** START Entries **
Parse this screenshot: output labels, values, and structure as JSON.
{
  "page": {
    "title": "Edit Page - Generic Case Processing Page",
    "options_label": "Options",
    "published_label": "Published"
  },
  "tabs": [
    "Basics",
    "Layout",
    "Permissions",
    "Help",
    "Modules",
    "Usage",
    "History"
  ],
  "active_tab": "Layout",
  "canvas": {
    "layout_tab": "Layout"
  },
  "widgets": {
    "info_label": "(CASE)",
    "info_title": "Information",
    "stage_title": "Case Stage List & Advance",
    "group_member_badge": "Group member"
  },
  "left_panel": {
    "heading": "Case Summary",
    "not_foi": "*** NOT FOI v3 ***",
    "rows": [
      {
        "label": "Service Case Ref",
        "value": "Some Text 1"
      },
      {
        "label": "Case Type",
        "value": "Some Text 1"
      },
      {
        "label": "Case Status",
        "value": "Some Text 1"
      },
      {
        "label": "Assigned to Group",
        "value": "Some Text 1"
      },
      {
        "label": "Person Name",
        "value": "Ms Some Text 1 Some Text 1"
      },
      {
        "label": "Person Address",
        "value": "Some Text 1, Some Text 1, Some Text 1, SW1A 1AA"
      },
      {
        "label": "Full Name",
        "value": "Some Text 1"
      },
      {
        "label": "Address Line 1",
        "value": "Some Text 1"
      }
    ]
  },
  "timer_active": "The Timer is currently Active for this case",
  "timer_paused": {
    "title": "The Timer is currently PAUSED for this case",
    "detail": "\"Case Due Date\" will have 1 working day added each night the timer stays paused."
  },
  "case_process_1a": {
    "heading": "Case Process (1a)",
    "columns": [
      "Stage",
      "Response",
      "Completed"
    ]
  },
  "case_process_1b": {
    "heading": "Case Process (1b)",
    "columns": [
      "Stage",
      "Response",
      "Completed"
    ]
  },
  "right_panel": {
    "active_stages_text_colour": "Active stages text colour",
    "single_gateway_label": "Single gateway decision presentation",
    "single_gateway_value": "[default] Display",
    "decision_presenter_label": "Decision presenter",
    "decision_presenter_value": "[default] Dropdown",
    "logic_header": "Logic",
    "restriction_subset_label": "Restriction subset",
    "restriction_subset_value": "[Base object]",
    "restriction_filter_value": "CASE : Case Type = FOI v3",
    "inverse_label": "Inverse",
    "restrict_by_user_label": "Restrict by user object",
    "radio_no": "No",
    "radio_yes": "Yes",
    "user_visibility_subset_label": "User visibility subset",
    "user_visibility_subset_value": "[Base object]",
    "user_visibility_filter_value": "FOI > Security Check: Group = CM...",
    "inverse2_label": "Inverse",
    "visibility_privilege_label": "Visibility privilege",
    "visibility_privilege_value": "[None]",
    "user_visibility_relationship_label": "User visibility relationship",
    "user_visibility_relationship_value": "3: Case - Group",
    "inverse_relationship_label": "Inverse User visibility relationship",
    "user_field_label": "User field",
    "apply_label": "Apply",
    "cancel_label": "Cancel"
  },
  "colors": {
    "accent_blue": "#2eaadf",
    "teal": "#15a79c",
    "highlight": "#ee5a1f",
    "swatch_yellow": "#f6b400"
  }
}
** END Entries **
Work to do. Scan the listing above and copy all lines containing the word "Type".

Written response.
        "label": "Case Type",
    "restriction_filter_value": "CASE : Case Type = FOI v3",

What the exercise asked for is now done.